# start of Records for this exercise

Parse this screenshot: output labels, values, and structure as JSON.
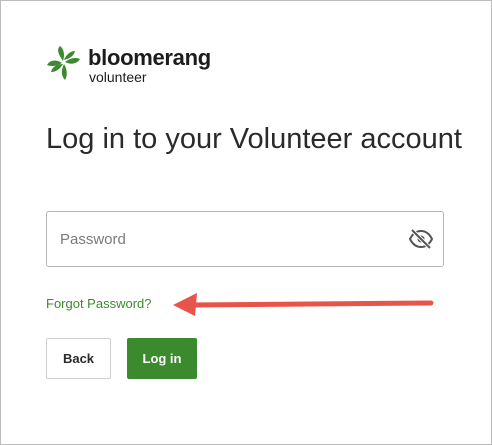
{
  "brand": {
    "name": "bloomerang",
    "product": "volunteer",
    "logo_icon": "bloomerang-logo-icon",
    "color": "#3c8a2e"
  },
  "login": {
    "title": "Log in to your Volunteer account",
    "password_placeholder": "Password",
    "password_value": "",
    "visibility_icon": "eye-slash-icon",
    "forgot_link": "Forgot Password?",
    "back_label": "Back",
    "login_label": "Log in"
  },
  "annotation": {
    "arrow_color": "#e8534a",
    "arrow_icon": "left-arrow-icon"
  }
}
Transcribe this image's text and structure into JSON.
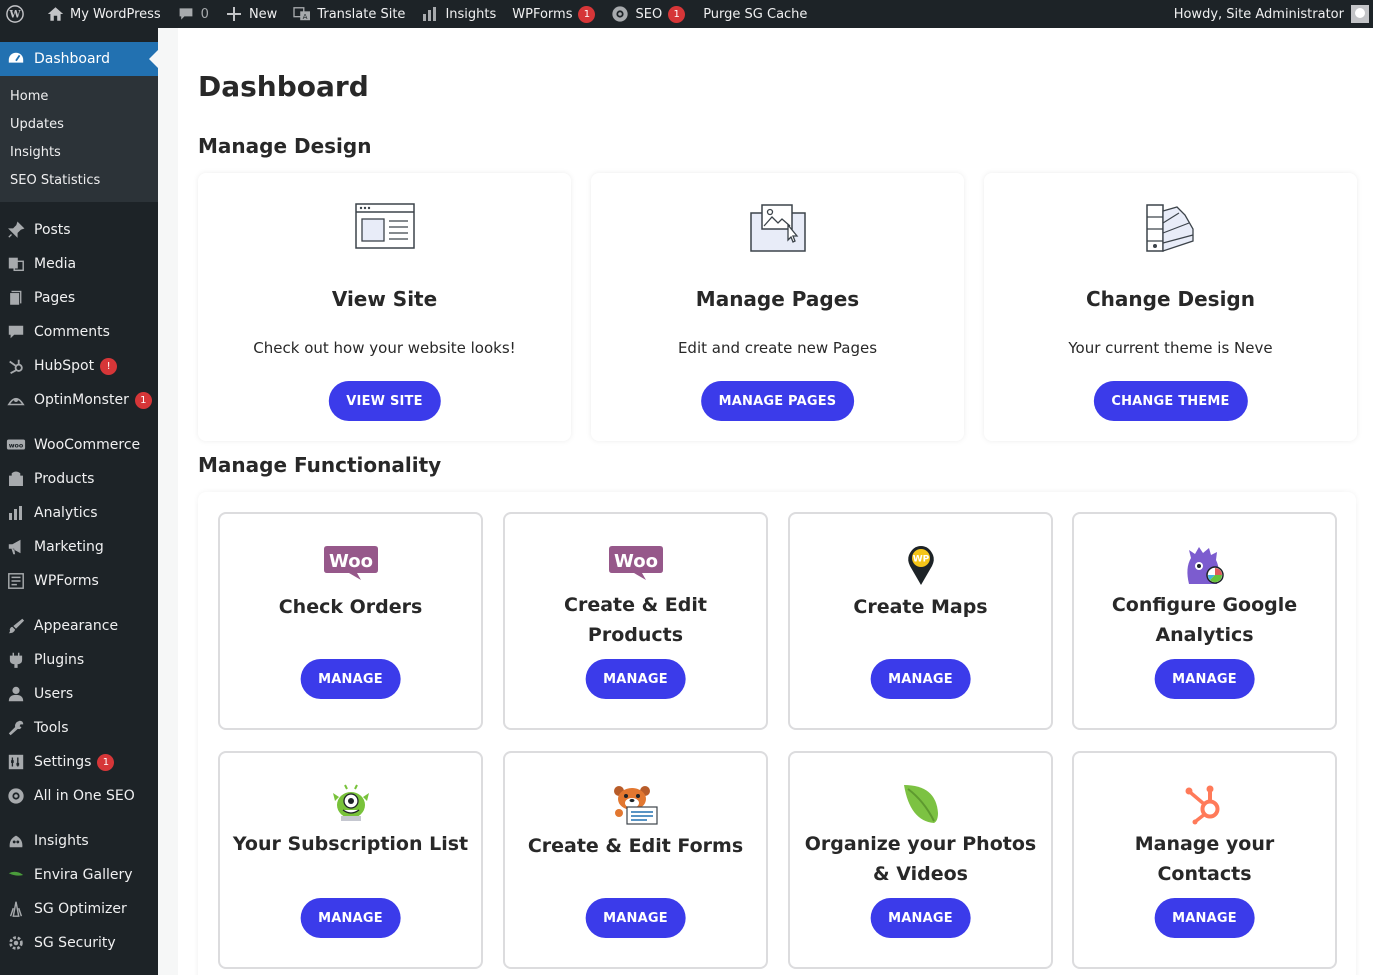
{
  "adminbar": {
    "site_name": "My WordPress",
    "comments_count": "0",
    "new_label": "New",
    "translate_label": "Translate Site",
    "insights_label": "Insights",
    "wpforms_label": "WPForms",
    "wpforms_badge": "1",
    "seo_label": "SEO",
    "seo_badge": "1",
    "purge_label": "Purge SG Cache",
    "howdy": "Howdy, Site Administrator"
  },
  "sidebar": {
    "current": "Dashboard",
    "submenu": [
      "Home",
      "Updates",
      "Insights",
      "SEO Statistics"
    ],
    "items": [
      {
        "label": "Posts",
        "icon": "pin-icon"
      },
      {
        "label": "Media",
        "icon": "media-icon"
      },
      {
        "label": "Pages",
        "icon": "pages-icon"
      },
      {
        "label": "Comments",
        "icon": "comment-icon"
      },
      {
        "label": "HubSpot",
        "icon": "hubspot-icon",
        "badge": "!"
      },
      {
        "label": "OptinMonster",
        "icon": "optinmonster-icon",
        "badge": "1"
      },
      {
        "label": "WooCommerce",
        "icon": "woo-icon"
      },
      {
        "label": "Products",
        "icon": "archive-icon"
      },
      {
        "label": "Analytics",
        "icon": "bar-chart-icon"
      },
      {
        "label": "Marketing",
        "icon": "megaphone-icon"
      },
      {
        "label": "WPForms",
        "icon": "form-icon"
      },
      {
        "label": "Appearance",
        "icon": "brush-icon"
      },
      {
        "label": "Plugins",
        "icon": "plug-icon"
      },
      {
        "label": "Users",
        "icon": "user-icon"
      },
      {
        "label": "Tools",
        "icon": "wrench-icon"
      },
      {
        "label": "Settings",
        "icon": "settings-icon",
        "badge": "1"
      },
      {
        "label": "All in One SEO",
        "icon": "aioseo-icon"
      },
      {
        "label": "Insights",
        "icon": "insights-icon"
      },
      {
        "label": "Envira Gallery",
        "icon": "leaf-icon"
      },
      {
        "label": "SG Optimizer",
        "icon": "sg-optimizer-icon"
      },
      {
        "label": "SG Security",
        "icon": "sg-security-icon"
      }
    ]
  },
  "main": {
    "title": "Dashboard",
    "design_heading": "Manage Design",
    "functionality_heading": "Manage Functionality",
    "design_cards": [
      {
        "title": "View Site",
        "desc": "Check out how your website looks!",
        "button": "VIEW SITE",
        "icon": "browser-window-icon"
      },
      {
        "title": "Manage Pages",
        "desc": "Edit and create new Pages",
        "button": "MANAGE PAGES",
        "icon": "image-page-icon"
      },
      {
        "title": "Change Design",
        "desc": "Your current theme is Neve",
        "button": "CHANGE THEME",
        "icon": "color-swatch-icon"
      }
    ],
    "function_cards": [
      {
        "title": "Check Orders",
        "button": "MANAGE",
        "icon": "woo-logo-icon"
      },
      {
        "title": "Create & Edit Products",
        "button": "MANAGE",
        "icon": "woo-logo-icon"
      },
      {
        "title": "Create Maps",
        "button": "MANAGE",
        "icon": "map-pin-icon"
      },
      {
        "title": "Configure Google Analytics",
        "button": "MANAGE",
        "icon": "monster-insights-icon"
      },
      {
        "title": "Your Subscription List",
        "button": "MANAGE",
        "icon": "optinmonster-mascot-icon"
      },
      {
        "title": "Create & Edit Forms",
        "button": "MANAGE",
        "icon": "wpforms-bear-icon"
      },
      {
        "title": "Organize your Photos & Videos",
        "button": "MANAGE",
        "icon": "envira-leaf-icon"
      },
      {
        "title": "Manage your Contacts",
        "button": "MANAGE",
        "icon": "hubspot-sprocket-icon"
      }
    ]
  },
  "colors": {
    "adminbar": "#1d2327",
    "sidebar": "#1d2327",
    "current": "#2271b1",
    "button": "#3b3bea",
    "badge": "#d63638",
    "woo_purple": "#96588a",
    "hubspot_orange": "#ff7a59"
  }
}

# end of Records for this exercise

*Directions for this task:* Return all of the entries word for word, but omit the pictures.

*Final result:*
Parse this screenshot: output labels, values, and structure as JSON.
{
  "brand": {
    "name": "bloomerang",
    "product": "volunteer",
    "logo_icon": "bloomerang-logo-icon",
    "color": "#3c8a2e"
  },
  "login": {
    "title": "Log in to your Volunteer account",
    "password_placeholder": "Password",
    "password_value": "",
    "visibility_icon": "eye-slash-icon",
    "forgot_link": "Forgot Password?",
    "back_label": "Back",
    "login_label": "Log in"
  },
  "annotation": {
    "arrow_color": "#e8534a",
    "arrow_icon": "left-arrow-icon"
  }
}
Transcribe this image's text and structure into JSON.
{
  "adminbar": {
    "site_name": "My WordPress",
    "comments_count": "0",
    "new_label": "New",
    "translate_label": "Translate Site",
    "insights_label": "Insights",
    "wpforms_label": "WPForms",
    "wpforms_badge": "1",
    "seo_label": "SEO",
    "seo_badge": "1",
    "purge_label": "Purge SG Cache",
    "howdy": "Howdy, Site Administrator"
  },
  "sidebar": {
    "current": "Dashboard",
    "submenu": [
      "Home",
      "Updates",
      "Insights",
      "SEO Statistics"
    ],
    "items": [
      {
        "label": "Posts",
        "icon": "pin-icon"
      },
      {
        "label": "Media",
        "icon": "media-icon"
      },
      {
        "label": "Pages",
        "icon": "pages-icon"
      },
      {
        "label": "Comments",
        "icon": "comment-icon"
      },
      {
        "label": "HubSpot",
        "icon": "hubspot-icon",
        "badge": "!"
      },
      {
        "label": "OptinMonster",
        "icon": "optinmonster-icon",
        "badge": "1"
      },
      {
        "label": "WooCommerce",
        "icon": "woo-icon"
      },
      {
        "label": "Products",
        "icon": "archive-icon"
      },
      {
        "label": "Analytics",
        "icon": "bar-chart-icon"
      },
      {
        "label": "Marketing",
        "icon": "megaphone-icon"
      },
      {
        "label": "WPForms",
        "icon": "form-icon"
      },
      {
        "label": "Appearance",
        "icon": "brush-icon"
      },
      {
        "label": "Plugins",
        "icon": "plug-icon"
      },
      {
        "label": "Users",
        "icon": "user-icon"
      },
      {
        "label": "Tools",
        "icon": "wrench-icon"
      },
      {
        "label": "Settings",
        "icon": "settings-icon",
        "badge": "1"
      },
      {
        "label": "All in One SEO",
        "icon": "aioseo-icon"
      },
      {
        "label": "Insights",
        "icon": "insights-icon"
      },
      {
        "label": "Envira Gallery",
        "icon": "leaf-icon"
      },
      {
        "label": "SG Optimizer",
        "icon": "sg-optimizer-icon"
      },
      {
        "label": "SG Security",
        "icon": "sg-security-icon"
      }
    ]
  },
  "main": {
    "title": "Dashboard",
    "design_heading": "Manage Design",
    "functionality_heading": "Manage Functionality",
    "design_cards": [
      {
        "title": "View Site",
        "desc": "Check out how your website looks!",
        "button": "VIEW SITE",
        "icon": "browser-window-icon"
      },
      {
        "title": "Manage Pages",
        "desc": "Edit and create new Pages",
        "button": "MANAGE PAGES",
        "icon": "image-page-icon"
      },
      {
        "title": "Change Design",
        "desc": "Your current theme is Neve",
        "button": "CHANGE THEME",
        "icon": "color-swatch-icon"
      }
    ],
    "function_cards": [
      {
        "title": "Check Orders",
        "button": "MANAGE",
        "icon": "woo-logo-icon"
      },
      {
        "title": "Create & Edit Products",
        "button": "MANAGE",
        "icon": "woo-logo-icon"
      },
      {
        "title": "Create Maps",
        "button": "MANAGE",
        "icon": "map-pin-icon"
      },
      {
        "title": "Configure Google Analytics",
        "button": "MANAGE",
        "icon": "monster-insights-icon"
      },
      {
        "title": "Your Subscription List",
        "button": "MANAGE",
        "icon": "optinmonster-mascot-icon"
      },
      {
        "title": "Create & Edit Forms",
        "button": "MANAGE",
        "icon": "wpforms-bear-icon"
      },
      {
        "title": "Organize your Photos & Videos",
        "button": "MANAGE",
        "icon": "envira-leaf-icon"
      },
      {
        "title": "Manage your Contacts",
        "button": "MANAGE",
        "icon": "hubspot-sprocket-icon"
      }
    ]
  },
  "colors": {
    "adminbar": "#1d2327",
    "sidebar": "#1d2327",
    "current": "#2271b1",
    "button": "#3b3bea",
    "badge": "#d63638",
    "woo_purple": "#96588a",
    "hubspot_orange": "#ff7a59"
  }
}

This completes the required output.